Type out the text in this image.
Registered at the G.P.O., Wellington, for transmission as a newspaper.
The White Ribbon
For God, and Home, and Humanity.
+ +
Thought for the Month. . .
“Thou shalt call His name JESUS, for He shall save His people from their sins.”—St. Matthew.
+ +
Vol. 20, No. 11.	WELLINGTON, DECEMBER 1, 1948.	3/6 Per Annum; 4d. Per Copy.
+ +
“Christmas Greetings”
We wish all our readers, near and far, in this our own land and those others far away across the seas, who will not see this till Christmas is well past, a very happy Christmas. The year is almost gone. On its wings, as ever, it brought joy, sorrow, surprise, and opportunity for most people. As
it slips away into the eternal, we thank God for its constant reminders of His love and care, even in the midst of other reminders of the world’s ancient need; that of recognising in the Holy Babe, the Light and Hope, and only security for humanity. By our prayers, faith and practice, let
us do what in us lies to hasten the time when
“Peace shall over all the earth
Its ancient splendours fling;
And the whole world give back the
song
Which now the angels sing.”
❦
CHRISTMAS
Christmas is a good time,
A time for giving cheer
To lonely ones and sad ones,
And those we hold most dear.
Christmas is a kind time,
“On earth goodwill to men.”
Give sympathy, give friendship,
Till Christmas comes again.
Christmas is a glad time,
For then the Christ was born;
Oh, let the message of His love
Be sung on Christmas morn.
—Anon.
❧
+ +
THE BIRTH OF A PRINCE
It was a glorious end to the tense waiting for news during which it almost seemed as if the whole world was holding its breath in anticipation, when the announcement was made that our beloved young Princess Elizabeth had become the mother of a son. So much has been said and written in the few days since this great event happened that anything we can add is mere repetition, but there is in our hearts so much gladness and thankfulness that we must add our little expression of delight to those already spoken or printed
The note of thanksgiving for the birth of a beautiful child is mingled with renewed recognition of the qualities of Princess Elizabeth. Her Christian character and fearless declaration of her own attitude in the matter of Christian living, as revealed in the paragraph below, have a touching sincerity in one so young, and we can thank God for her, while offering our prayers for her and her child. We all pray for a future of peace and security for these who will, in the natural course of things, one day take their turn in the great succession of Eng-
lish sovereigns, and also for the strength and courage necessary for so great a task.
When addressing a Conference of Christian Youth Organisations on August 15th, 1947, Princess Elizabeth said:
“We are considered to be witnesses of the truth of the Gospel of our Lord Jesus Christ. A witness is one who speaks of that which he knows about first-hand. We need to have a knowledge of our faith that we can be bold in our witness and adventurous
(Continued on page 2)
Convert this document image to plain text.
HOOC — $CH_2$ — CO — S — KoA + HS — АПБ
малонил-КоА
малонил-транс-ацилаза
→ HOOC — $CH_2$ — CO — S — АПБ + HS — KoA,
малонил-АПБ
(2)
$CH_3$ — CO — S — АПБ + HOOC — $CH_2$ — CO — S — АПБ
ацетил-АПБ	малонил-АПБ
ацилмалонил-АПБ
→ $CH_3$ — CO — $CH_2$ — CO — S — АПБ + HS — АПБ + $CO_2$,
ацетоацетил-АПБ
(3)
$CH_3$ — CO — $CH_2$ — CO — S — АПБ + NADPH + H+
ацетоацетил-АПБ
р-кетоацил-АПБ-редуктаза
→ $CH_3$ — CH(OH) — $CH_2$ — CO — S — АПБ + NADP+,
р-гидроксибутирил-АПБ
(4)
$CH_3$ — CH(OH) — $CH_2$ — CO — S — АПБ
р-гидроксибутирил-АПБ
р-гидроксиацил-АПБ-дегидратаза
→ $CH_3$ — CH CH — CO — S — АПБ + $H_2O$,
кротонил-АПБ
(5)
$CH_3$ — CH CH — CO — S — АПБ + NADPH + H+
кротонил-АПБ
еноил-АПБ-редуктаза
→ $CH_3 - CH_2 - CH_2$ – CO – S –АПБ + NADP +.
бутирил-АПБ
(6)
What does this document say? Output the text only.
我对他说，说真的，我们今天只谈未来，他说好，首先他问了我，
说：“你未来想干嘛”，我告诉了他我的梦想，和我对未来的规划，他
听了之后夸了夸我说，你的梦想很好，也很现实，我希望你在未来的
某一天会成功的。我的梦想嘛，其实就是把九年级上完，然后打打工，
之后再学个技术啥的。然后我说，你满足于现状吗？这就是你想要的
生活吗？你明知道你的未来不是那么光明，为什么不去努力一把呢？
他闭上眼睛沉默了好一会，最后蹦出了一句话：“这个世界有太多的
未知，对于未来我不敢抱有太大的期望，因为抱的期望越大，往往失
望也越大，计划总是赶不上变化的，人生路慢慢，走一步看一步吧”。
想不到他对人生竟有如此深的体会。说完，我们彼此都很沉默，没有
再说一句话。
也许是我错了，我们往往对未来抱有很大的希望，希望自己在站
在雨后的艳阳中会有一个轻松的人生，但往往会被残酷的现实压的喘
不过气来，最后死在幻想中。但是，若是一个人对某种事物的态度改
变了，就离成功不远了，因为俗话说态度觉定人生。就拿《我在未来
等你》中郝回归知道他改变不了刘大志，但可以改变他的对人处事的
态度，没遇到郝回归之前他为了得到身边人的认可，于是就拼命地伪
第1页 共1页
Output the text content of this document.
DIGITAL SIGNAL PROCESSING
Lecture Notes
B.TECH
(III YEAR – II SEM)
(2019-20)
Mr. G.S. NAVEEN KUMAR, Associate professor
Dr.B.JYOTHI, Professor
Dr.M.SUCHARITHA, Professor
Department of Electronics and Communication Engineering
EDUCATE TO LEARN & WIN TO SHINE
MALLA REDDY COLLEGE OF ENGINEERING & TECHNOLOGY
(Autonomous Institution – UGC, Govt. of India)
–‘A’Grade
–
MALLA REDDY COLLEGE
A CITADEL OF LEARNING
######
PROBLEM DESCRIPTION
Your task is to repeat the data exactly, with nothing left out.

ANSWER TO THIS EXERCISE
Type out the text in this image.
Registered at the G.P.O., Wellington, for transmission as a newspaper.
The White Ribbon
For God, and Home, and Humanity.
+ +
Thought for the Month. . .
“Thou shalt call His name JESUS, for He shall save His people from their sins.”—St. Matthew.
+ +
Vol. 20, No. 11.	WELLINGTON, DECEMBER 1, 1948.	3/6 Per Annum; 4d. Per Copy.
+ +
“Christmas Greetings”
We wish all our readers, near and far, in this our own land and those others far away across the seas, who will not see this till Christmas is well past, a very happy Christmas. The year is almost gone. On its wings, as ever, it brought joy, sorrow, surprise, and opportunity for most people. As
it slips away into the eternal, we thank God for its constant reminders of His love and care, even in the midst of other reminders of the world’s ancient need; that of recognising in the Holy Babe, the Light and Hope, and only security for humanity. By our prayers, faith and practice, let
us do what in us lies to hasten the time when
“Peace shall over all the earth
Its ancient splendours fling;
And the whole world give back the
song
Which now the angels sing.”
❦
CHRISTMAS
Christmas is a good time,
A time for giving cheer
To lonely ones and sad ones,
And those we hold most dear.
Christmas is a kind time,
“On earth goodwill to men.”
Give sympathy, give friendship,
Till Christmas comes again.
Christmas is a glad time,
For then the Christ was born;
Oh, let the message of His love
Be sung on Christmas morn.
—Anon.
❧
+ +
THE BIRTH OF A PRINCE
It was a glorious end to the tense waiting for news during which it almost seemed as if the whole world was holding its breath in anticipation, when the announcement was made that our beloved young Princess Elizabeth had become the mother of a son. So much has been said and written in the few days since this great event happened that anything we can add is mere repetition, but there is in our hearts so much gladness and thankfulness that we must add our little expression of delight to those already spoken or printed
The note of thanksgiving for the birth of a beautiful child is mingled with renewed recognition of the qualities of Princess Elizabeth. Her Christian character and fearless declaration of her own attitude in the matter of Christian living, as revealed in the paragraph below, have a touching sincerity in one so young, and we can thank God for her, while offering our prayers for her and her child. We all pray for a future of peace and security for these who will, in the natural course of things, one day take their turn in the great succession of Eng-
lish sovereigns, and also for the strength and courage necessary for so great a task.
When addressing a Conference of Christian Youth Organisations on August 15th, 1947, Princess Elizabeth said:
“We are considered to be witnesses of the truth of the Gospel of our Lord Jesus Christ. A witness is one who speaks of that which he knows about first-hand. We need to have a knowledge of our faith that we can be bold in our witness and adventurous
(Continued on page 2)
Convert this document image to plain text.
HOOC — $CH_2$ — CO — S — KoA + HS — АПБ
малонил-КоА
малонил-транс-ацилаза
→ HOOC — $CH_2$ — CO — S — АПБ + HS — KoA,
малонил-АПБ
(2)
$CH_3$ — CO — S — АПБ + HOOC — $CH_2$ — CO — S — АПБ
ацетил-АПБ	малонил-АПБ
ацилмалонил-АПБ
→ $CH_3$ — CO — $CH_2$ — CO — S — АПБ + HS — АПБ + $CO_2$,
ацетоацетил-АПБ
(3)
$CH_3$ — CO — $CH_2$ — CO — S — АПБ + NADPH + H+
ацетоацетил-АПБ
р-кетоацил-АПБ-редуктаза
→ $CH_3$ — CH(OH) — $CH_2$ — CO — S — АПБ + NADP+,
р-гидроксибутирил-АПБ
(4)
$CH_3$ — CH(OH) — $CH_2$ — CO — S — АПБ
р-гидроксибутирил-АПБ
р-гидроксиацил-АПБ-дегидратаза
→ $CH_3$ — CH CH — CO — S — АПБ + $H_2O$,
кротонил-АПБ
(5)
$CH_3$ — CH CH — CO — S — АПБ + NADPH + H+
кротонил-АПБ
еноил-АПБ-редуктаза
→ $CH_3 - CH_2 - CH_2$ – CO – S –АПБ + NADP +.
бутирил-АПБ
(6)
What does this document say? Output the text only.
我对他说，说真的，我们今天只谈未来，他说好，首先他问了我，
说：“你未来想干嘛”，我告诉了他我的梦想，和我对未来的规划，他
听了之后夸了夸我说，你的梦想很好，也很现实，我希望你在未来的
某一天会成功的。我的梦想嘛，其实就是把九年级上完，然后打打工，
之后再学个技术啥的。然后我说，你满足于现状吗？这就是你想要的
生活吗？你明知道你的未来不是那么光明，为什么不去努力一把呢？
他闭上眼睛沉默了好一会，最后蹦出了一句话：“这个世界有太多的
未知，对于未来我不敢抱有太大的期望，因为抱的期望越大，往往失
望也越大，计划总是赶不上变化的，人生路慢慢，走一步看一步吧”。
想不到他对人生竟有如此深的体会。说完，我们彼此都很沉默，没有
再说一句话。
也许是我错了，我们往往对未来抱有很大的希望，希望自己在站
在雨后的艳阳中会有一个轻松的人生，但往往会被残酷的现实压的喘
不过气来，最后死在幻想中。但是，若是一个人对某种事物的态度改
变了，就离成功不远了，因为俗话说态度觉定人生。就拿《我在未来
等你》中郝回归知道他改变不了刘大志，但可以改变他的对人处事的
态度，没遇到郝回归之前他为了得到身边人的认可，于是就拼命地伪
第1页 共1页
Output the text content of this document.
DIGITAL SIGNAL PROCESSING
Lecture Notes
B.TECH
(III YEAR – II SEM)
(2019-20)
Mr. G.S. NAVEEN KUMAR, Associate professor
Dr.B.JYOTHI, Professor
Dr.M.SUCHARITHA, Professor
Department of Electronics and Communication Engineering
EDUCATE TO LEARN & WIN TO SHINE
MALLA REDDY COLLEGE OF ENGINEERING & TECHNOLOGY
(Autonomous Institution – UGC, Govt. of India)
–‘A’Grade
–
MALLA REDDY COLLEGE
A CITADEL OF LEARNING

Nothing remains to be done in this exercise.